--- Set task ---
Look for the word "Dermal" in each line and report the count of matching lines, with nothing added.

--- Material to process ---
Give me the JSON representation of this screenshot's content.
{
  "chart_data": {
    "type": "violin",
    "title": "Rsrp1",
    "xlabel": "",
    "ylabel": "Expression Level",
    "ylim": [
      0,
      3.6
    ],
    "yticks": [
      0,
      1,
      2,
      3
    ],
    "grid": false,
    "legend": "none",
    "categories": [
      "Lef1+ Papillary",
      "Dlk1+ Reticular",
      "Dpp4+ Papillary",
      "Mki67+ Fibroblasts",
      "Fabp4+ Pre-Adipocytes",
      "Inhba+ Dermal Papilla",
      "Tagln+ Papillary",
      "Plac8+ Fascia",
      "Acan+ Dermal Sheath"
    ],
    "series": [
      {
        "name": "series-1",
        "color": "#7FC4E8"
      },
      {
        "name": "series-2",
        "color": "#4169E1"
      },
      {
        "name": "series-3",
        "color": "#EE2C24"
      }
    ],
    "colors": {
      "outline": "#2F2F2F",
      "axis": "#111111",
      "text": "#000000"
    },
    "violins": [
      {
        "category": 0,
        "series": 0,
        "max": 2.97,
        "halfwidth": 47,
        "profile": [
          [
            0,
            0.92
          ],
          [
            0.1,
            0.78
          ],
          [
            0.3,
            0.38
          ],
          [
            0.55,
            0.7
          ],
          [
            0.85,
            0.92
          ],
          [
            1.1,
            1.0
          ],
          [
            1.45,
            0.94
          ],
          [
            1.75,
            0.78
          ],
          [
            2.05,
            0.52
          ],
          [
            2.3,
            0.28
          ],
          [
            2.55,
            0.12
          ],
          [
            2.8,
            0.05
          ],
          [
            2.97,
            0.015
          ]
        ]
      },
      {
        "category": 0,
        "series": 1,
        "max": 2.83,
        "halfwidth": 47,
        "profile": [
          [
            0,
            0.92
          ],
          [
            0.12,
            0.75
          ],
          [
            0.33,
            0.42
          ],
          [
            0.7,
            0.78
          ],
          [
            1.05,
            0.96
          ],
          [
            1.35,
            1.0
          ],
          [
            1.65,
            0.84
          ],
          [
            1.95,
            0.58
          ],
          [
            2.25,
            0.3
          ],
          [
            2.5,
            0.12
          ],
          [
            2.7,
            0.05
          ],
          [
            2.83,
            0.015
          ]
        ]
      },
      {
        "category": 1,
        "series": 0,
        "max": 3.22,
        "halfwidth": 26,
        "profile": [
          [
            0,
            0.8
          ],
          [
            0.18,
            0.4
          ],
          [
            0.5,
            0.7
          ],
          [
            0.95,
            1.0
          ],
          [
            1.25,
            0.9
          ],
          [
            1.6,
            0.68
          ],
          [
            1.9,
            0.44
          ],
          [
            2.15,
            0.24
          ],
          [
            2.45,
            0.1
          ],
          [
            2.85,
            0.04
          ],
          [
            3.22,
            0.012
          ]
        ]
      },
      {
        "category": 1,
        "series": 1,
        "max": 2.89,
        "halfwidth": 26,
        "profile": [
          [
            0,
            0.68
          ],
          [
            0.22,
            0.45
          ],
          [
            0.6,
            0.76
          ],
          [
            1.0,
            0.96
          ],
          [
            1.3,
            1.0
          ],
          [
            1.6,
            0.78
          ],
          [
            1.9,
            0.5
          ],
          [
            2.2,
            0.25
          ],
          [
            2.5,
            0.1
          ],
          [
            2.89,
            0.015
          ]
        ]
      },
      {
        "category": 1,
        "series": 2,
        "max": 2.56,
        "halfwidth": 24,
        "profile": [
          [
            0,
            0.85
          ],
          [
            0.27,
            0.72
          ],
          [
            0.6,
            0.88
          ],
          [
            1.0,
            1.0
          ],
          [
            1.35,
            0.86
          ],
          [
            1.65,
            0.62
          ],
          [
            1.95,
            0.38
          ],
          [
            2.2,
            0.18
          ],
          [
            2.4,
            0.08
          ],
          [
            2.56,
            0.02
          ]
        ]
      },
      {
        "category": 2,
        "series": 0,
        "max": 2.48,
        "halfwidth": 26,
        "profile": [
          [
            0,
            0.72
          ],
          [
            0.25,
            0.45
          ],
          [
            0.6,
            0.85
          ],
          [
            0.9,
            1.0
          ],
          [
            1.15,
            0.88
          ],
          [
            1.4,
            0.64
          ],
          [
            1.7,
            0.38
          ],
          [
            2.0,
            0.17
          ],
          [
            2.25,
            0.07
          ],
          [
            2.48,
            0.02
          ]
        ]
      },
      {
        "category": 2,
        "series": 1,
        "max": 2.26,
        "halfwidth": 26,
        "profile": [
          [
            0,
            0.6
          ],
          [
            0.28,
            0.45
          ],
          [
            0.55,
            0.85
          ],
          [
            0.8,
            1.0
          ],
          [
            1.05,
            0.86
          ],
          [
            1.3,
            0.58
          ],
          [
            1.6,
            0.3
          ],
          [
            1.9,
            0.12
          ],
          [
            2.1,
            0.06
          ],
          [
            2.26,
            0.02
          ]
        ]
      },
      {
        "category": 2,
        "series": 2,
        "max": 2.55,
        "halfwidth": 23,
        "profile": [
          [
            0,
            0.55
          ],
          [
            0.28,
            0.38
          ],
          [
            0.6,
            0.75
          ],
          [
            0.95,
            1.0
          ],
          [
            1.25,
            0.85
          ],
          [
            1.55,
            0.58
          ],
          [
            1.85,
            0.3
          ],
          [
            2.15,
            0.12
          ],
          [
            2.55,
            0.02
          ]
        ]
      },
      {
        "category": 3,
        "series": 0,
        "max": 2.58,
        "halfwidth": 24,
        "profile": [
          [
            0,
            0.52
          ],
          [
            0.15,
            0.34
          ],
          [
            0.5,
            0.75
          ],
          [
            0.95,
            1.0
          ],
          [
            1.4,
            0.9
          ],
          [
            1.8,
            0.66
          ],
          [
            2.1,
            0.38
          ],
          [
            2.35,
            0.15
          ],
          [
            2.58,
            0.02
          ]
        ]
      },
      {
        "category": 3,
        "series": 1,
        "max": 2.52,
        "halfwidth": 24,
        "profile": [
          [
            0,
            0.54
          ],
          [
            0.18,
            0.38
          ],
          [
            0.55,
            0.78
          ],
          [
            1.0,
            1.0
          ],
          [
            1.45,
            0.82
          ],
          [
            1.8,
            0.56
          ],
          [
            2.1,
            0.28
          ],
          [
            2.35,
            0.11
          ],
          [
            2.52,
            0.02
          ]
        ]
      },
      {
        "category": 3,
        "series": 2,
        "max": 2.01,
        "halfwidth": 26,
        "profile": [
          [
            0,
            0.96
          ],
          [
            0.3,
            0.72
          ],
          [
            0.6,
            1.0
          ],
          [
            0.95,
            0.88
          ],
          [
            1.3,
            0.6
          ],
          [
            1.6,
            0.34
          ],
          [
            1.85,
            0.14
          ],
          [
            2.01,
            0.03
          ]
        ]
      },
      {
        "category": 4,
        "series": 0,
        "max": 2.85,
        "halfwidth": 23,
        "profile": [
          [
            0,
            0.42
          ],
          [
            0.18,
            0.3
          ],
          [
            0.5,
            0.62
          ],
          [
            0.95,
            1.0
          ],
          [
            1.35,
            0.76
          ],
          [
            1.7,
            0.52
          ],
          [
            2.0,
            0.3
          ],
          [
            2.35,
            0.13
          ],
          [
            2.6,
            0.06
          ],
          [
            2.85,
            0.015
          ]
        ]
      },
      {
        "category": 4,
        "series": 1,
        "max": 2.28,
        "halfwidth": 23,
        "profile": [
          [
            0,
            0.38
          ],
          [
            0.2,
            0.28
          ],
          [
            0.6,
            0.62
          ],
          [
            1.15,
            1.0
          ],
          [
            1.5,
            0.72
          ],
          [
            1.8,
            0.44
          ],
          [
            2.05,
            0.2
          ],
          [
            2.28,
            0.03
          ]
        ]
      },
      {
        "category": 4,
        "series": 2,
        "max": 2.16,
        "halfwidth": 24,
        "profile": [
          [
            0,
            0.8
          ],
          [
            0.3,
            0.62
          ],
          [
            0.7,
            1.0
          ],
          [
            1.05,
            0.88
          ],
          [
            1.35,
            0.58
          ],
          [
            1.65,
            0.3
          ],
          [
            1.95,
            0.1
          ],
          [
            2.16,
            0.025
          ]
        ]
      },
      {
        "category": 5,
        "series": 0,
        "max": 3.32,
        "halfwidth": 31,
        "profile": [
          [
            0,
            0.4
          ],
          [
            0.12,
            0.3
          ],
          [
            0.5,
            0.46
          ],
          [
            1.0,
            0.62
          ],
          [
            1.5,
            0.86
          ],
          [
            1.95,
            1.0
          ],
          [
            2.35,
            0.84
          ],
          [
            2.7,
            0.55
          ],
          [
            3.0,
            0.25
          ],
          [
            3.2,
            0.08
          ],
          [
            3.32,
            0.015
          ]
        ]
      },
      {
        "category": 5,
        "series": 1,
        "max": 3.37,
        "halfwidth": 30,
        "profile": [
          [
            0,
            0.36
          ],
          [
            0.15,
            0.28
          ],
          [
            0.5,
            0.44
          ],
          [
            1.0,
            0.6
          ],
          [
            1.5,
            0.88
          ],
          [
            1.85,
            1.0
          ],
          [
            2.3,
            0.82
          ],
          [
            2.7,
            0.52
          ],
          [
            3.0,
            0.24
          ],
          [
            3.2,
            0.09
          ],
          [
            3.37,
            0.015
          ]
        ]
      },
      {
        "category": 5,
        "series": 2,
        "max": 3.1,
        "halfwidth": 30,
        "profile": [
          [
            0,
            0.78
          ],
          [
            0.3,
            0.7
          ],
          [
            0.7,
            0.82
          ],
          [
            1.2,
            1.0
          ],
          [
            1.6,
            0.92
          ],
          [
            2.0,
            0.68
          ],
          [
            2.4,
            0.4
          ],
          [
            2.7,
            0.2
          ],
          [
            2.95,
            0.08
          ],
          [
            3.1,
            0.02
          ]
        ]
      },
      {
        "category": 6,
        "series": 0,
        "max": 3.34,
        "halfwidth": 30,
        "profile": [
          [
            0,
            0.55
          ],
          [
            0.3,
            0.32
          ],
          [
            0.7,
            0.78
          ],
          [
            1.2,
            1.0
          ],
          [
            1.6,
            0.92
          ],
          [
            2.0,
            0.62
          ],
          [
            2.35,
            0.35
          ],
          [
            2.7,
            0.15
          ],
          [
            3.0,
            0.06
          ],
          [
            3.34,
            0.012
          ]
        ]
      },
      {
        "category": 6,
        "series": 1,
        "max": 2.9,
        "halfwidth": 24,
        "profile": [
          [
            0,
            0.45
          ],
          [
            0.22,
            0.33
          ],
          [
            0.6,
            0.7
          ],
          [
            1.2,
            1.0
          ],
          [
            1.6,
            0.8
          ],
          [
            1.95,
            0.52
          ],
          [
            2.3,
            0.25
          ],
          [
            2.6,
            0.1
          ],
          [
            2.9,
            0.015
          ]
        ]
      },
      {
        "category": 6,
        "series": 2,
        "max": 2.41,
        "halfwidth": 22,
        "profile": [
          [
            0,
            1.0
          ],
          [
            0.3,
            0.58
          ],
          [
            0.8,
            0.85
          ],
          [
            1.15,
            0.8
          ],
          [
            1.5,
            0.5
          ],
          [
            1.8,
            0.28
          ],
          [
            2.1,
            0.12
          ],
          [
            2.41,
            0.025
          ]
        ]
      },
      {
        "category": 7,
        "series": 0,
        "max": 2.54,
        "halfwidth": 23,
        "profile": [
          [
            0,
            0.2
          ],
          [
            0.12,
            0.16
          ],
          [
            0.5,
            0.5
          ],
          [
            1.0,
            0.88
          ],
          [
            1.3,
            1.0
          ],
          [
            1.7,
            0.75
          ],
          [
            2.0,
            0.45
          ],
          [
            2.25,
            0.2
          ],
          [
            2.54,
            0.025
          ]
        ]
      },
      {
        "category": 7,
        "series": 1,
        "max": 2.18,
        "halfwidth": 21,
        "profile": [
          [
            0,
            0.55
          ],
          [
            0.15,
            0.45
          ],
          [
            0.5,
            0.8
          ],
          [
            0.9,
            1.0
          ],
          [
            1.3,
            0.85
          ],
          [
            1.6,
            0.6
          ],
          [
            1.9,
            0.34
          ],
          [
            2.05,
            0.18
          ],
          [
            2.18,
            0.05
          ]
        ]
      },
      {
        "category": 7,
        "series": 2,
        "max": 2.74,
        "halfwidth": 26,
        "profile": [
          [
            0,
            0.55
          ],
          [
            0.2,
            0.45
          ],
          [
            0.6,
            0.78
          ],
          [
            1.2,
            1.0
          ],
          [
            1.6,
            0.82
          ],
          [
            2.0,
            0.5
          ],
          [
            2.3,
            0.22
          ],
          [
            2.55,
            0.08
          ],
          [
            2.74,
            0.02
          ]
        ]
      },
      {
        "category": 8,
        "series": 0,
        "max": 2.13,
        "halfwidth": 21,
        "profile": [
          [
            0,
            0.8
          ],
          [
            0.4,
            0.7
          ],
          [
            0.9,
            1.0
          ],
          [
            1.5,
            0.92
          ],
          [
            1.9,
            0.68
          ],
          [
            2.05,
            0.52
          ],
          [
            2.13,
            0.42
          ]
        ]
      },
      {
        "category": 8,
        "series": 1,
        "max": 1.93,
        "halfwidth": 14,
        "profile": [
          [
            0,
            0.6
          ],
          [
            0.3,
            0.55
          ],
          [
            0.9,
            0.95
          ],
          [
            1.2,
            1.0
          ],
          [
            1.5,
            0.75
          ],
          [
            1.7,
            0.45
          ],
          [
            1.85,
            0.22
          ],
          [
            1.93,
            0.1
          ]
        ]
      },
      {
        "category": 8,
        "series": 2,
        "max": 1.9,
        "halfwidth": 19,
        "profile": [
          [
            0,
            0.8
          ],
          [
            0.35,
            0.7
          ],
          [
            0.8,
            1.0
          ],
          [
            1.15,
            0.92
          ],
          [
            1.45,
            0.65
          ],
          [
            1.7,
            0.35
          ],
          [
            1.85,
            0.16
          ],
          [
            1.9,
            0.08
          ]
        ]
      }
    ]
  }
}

--- Complete response ---
2